Work out how many lines of the listing hold the string "يقال", then answer with that number and nothing else.

● **THE DATA**:
▬▬▬▬▬▬▬▬▬▬

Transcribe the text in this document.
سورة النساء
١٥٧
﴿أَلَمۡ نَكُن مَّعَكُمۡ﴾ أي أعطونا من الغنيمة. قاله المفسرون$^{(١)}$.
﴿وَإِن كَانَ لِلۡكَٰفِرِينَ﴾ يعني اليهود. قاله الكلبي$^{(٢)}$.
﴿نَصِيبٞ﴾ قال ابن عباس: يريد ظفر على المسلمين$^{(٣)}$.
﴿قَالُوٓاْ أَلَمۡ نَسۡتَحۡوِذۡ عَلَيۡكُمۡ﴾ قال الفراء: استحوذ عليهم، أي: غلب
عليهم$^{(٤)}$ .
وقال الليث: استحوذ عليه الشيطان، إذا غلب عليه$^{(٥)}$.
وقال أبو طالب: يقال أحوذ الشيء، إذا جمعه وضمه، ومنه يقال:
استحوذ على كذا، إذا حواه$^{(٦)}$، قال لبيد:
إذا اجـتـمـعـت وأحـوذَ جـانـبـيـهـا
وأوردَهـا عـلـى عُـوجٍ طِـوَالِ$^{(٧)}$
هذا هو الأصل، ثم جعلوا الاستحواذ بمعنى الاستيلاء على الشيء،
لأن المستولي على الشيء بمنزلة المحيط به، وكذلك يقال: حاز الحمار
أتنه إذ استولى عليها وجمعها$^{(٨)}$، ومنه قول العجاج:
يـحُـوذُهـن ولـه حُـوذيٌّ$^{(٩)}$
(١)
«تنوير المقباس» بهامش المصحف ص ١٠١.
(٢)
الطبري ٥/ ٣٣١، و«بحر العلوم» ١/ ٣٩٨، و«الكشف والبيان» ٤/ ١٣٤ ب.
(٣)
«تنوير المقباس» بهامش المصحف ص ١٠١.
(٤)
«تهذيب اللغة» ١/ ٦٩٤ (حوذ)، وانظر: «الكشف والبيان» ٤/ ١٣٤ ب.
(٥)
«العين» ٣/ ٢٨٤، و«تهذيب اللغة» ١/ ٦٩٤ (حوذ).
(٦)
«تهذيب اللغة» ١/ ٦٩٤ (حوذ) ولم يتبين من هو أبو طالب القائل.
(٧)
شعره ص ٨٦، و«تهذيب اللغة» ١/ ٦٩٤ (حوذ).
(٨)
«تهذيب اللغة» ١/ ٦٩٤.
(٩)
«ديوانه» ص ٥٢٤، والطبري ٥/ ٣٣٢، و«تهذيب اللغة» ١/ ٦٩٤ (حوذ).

▬▬▬▬▬▬▬▬▬▬

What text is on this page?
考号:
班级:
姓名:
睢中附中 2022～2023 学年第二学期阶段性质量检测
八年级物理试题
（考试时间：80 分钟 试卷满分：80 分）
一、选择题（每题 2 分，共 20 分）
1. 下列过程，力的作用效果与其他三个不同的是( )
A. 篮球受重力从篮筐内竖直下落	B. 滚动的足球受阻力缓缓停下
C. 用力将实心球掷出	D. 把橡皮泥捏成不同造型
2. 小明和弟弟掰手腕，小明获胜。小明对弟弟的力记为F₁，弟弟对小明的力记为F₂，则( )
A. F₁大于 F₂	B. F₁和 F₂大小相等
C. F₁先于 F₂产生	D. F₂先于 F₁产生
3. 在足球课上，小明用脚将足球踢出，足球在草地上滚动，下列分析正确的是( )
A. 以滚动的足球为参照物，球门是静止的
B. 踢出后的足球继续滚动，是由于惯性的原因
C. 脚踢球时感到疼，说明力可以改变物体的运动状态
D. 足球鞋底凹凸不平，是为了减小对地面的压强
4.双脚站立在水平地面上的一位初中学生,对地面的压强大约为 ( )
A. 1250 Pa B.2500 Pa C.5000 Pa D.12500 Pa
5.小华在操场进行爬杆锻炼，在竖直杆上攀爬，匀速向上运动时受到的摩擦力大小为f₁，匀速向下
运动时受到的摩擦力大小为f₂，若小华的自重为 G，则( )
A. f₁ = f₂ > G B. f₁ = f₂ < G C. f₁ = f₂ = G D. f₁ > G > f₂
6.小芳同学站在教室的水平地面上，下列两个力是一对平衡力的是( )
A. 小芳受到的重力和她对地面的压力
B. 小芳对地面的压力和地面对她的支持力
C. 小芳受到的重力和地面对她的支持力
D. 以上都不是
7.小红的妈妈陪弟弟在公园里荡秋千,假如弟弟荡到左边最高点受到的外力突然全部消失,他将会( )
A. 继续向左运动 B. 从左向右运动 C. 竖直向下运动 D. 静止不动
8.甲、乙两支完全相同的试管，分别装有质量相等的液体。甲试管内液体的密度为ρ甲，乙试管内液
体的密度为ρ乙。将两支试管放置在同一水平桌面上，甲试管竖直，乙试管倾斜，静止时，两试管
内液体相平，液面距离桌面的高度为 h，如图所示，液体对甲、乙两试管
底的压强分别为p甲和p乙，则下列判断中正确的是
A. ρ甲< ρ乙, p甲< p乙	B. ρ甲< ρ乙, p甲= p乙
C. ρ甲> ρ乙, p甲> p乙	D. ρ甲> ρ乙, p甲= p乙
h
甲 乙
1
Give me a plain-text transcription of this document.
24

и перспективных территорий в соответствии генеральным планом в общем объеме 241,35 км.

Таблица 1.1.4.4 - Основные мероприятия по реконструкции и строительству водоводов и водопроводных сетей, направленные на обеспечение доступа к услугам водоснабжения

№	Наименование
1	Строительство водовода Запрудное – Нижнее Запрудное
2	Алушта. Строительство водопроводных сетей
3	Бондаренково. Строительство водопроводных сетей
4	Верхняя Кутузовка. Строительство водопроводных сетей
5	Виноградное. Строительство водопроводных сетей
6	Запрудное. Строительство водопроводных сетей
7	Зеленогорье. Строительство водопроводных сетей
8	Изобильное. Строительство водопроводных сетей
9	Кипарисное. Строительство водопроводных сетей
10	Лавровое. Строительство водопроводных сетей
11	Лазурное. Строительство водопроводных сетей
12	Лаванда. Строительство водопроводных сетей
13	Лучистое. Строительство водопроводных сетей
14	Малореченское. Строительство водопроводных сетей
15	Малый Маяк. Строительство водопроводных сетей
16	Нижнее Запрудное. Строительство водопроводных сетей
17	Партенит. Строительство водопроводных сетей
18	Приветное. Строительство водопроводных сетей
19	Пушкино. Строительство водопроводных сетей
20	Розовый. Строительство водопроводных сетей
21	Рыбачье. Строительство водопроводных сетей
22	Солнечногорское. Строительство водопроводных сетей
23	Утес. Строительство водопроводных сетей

▬▬▬▬▬▬▬▬▬▬

● **RESULT OF THIS EXERCISE**:
2